Listing:
>> begin
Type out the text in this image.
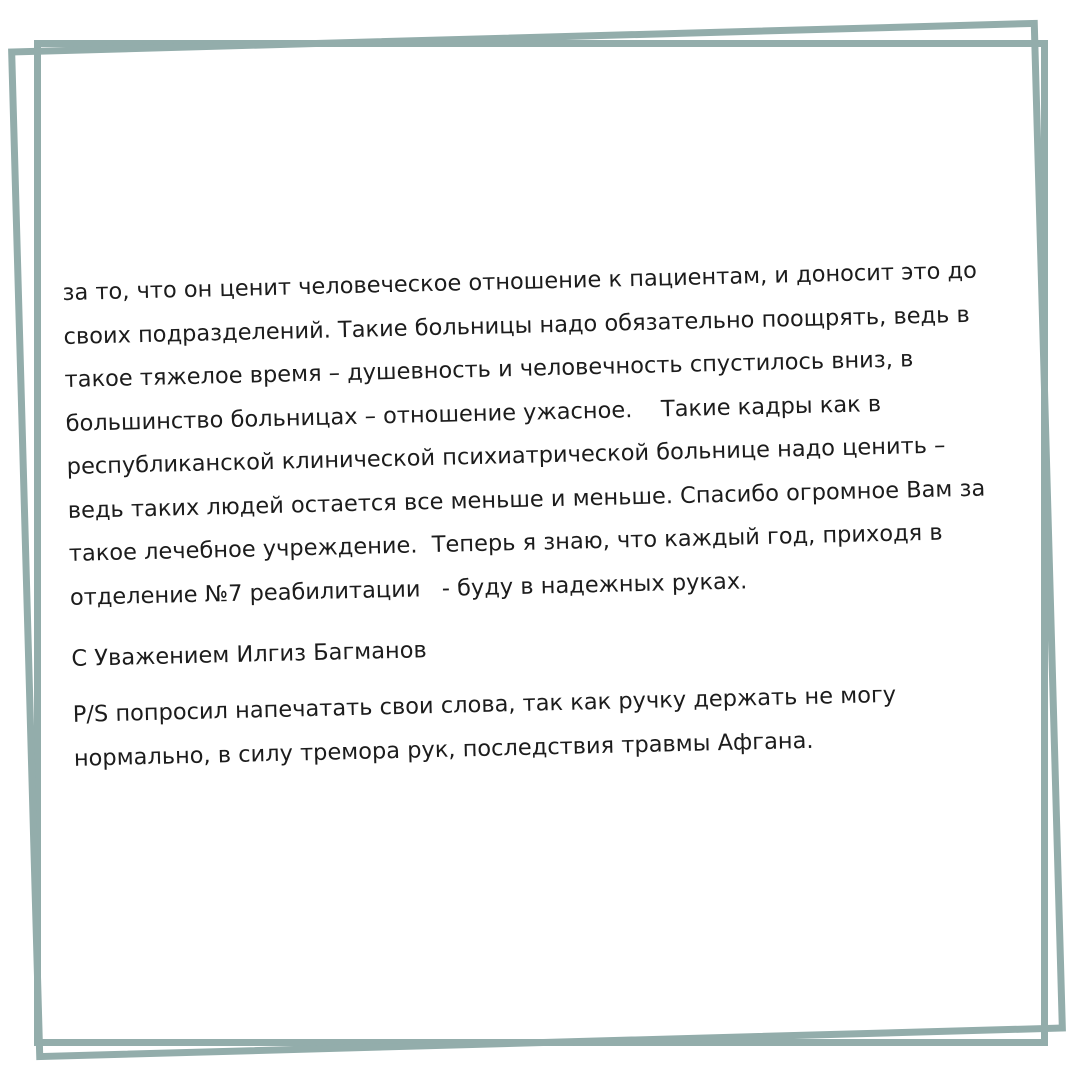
за то, что он ценит человеческое отношение к пациентам, и доносит это до
своих подразделений. Такие больницы надо обязательно поощрять, ведь в
такое тяжелое время – душевность и человечность спустилось вниз, в
большинство больницах – отношение ужасное.    Такие кадры как в
республиканской клинической психиатрической больнице надо ценить –
ведь таких людей остается все меньше и меньше. Спасибо огромное Вам за
такое лечебное учреждение.  Теперь я знаю, что каждый год, приходя в
отделение №7 реабилитации   - буду в надежных руках.
С Уважением Илгиз Багманов
P/S попросил напечатать свои слова, так как ручку держать не могу
нормально, в силу тремора рук, последствия травмы Афгана.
>> end
Written problem: Extract all the entries word for word; omit any pictures.

Full response:
Type out the text in this image.
за то, что он ценит человеческое отношение к пациентам, и доносит это до
своих подразделений. Такие больницы надо обязательно поощрять, ведь в
такое тяжелое время – душевность и человечность спустилось вниз, в
большинство больницах – отношение ужасное.    Такие кадры как в
республиканской клинической психиатрической больнице надо ценить –
ведь таких людей остается все меньше и меньше. Спасибо огромное Вам за
такое лечебное учреждение.  Теперь я знаю, что каждый год, приходя в
отделение №7 реабилитации   - буду в надежных руках.
С Уважением Илгиз Багманов
P/S попросил напечатать свои слова, так как ручку держать не могу
нормально, в силу тремора рук, последствия травмы Афгана.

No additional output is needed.